YOUR TASK – Reproduce everything from the start of the entries down to the line containing "The water spraying means 116", with "enlarged" replaced by "magnified" and nothing else changed.
'''
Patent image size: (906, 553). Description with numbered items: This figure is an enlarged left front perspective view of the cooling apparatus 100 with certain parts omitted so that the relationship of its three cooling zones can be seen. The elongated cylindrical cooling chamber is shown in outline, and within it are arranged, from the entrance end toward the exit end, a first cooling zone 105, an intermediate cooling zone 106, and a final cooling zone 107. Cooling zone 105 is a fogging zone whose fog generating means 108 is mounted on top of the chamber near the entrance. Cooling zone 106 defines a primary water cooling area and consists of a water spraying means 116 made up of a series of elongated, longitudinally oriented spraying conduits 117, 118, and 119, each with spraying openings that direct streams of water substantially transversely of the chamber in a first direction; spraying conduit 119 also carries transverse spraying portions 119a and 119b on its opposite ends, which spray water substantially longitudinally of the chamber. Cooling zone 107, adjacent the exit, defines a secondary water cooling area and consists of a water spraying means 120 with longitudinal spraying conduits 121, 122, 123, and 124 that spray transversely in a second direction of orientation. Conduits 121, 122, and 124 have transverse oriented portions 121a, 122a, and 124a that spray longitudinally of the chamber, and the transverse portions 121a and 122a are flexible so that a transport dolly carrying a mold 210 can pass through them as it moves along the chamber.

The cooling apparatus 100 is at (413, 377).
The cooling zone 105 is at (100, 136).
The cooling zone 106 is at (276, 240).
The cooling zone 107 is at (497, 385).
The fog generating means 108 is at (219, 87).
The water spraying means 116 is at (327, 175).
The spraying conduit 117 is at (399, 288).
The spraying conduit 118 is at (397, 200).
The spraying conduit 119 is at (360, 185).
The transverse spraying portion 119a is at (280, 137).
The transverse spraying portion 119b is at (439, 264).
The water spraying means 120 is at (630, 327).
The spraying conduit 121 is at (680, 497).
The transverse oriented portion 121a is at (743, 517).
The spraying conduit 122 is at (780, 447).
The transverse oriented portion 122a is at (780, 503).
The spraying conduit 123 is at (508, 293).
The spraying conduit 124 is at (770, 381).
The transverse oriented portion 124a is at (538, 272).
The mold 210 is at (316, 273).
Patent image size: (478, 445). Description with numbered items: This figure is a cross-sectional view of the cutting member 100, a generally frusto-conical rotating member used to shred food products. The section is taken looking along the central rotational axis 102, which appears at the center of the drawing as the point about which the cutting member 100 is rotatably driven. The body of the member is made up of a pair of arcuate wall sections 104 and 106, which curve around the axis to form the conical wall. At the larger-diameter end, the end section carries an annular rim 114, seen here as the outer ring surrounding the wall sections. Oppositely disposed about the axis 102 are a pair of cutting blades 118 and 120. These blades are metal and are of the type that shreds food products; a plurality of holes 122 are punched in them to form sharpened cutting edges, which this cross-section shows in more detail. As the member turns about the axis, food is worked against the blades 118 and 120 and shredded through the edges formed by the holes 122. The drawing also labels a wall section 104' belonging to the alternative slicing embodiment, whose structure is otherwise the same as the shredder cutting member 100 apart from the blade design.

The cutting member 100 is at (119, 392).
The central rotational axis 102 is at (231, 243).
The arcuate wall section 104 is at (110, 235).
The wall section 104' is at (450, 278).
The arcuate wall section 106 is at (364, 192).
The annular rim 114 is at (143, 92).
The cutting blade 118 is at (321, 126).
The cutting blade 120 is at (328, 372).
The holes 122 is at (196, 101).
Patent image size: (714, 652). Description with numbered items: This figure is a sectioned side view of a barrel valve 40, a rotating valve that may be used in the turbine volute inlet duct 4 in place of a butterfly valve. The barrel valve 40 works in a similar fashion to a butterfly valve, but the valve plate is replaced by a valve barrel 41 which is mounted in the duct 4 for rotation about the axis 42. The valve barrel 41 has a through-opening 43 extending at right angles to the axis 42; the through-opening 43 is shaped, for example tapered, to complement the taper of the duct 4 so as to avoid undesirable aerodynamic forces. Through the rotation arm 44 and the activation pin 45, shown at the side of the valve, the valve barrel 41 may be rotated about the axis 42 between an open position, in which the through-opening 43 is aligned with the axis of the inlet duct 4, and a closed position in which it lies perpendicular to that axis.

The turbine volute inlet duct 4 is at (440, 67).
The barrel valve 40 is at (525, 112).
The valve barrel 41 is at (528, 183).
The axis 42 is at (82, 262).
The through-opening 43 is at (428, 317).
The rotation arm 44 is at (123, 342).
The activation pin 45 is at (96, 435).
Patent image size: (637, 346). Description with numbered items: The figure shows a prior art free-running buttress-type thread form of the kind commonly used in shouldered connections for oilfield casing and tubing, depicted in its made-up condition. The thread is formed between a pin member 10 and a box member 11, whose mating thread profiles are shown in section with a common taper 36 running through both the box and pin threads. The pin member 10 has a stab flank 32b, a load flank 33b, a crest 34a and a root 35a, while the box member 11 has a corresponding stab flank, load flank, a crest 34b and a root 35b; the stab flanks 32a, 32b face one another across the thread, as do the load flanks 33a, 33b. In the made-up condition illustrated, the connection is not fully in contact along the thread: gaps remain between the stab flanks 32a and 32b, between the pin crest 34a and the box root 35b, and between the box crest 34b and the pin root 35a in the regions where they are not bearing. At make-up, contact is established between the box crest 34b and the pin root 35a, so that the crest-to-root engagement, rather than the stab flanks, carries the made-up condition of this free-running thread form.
'''
EXERCISE ANSWER –
Patent image size: (906, 553). Description with numbered items: This figure is an magnified left front perspective view of the cooling apparatus 100 with certain parts omitted so that the relationship of its three cooling zones can be seen. The elongated cylindrical cooling chamber is shown in outline, and within it are arranged, from the entrance end toward the exit end, a first cooling zone 105, an intermediate cooling zone 106, and a final cooling zone 107. Cooling zone 105 is a fogging zone whose fog generating means 108 is mounted on top of the chamber near the entrance. Cooling zone 106 defines a primary water cooling area and consists of a water spraying means 116 made up of a series of elongated, longitudinally oriented spraying conduits 117, 118, and 119, each with spraying openings that direct streams of water substantially transversely of the chamber in a first direction; spraying conduit 119 also carries transverse spraying portions 119a and 119b on its opposite ends, which spray water substantially longitudinally of the chamber. Cooling zone 107, adjacent the exit, defines a secondary water cooling area and consists of a water spraying means 120 with longitudinal spraying conduits 121, 122, 123, and 124 that spray transversely in a second direction of orientation. Conduits 121, 122, and 124 have transverse oriented portions 121a, 122a, and 124a that spray longitudinally of the chamber, and the transverse portions 121a and 122a are flexible so that a transport dolly carrying a mold 210 can pass through them as it moves along the chamber.

The cooling apparatus 100 is at (413, 377).
The cooling zone 105 is at (100, 136).
The cooling zone 106 is at (276, 240).
The cooling zone 107 is at (497, 385).
The fog generating means 108 is at (219, 87).
The water spraying means 116 is at (327, 175).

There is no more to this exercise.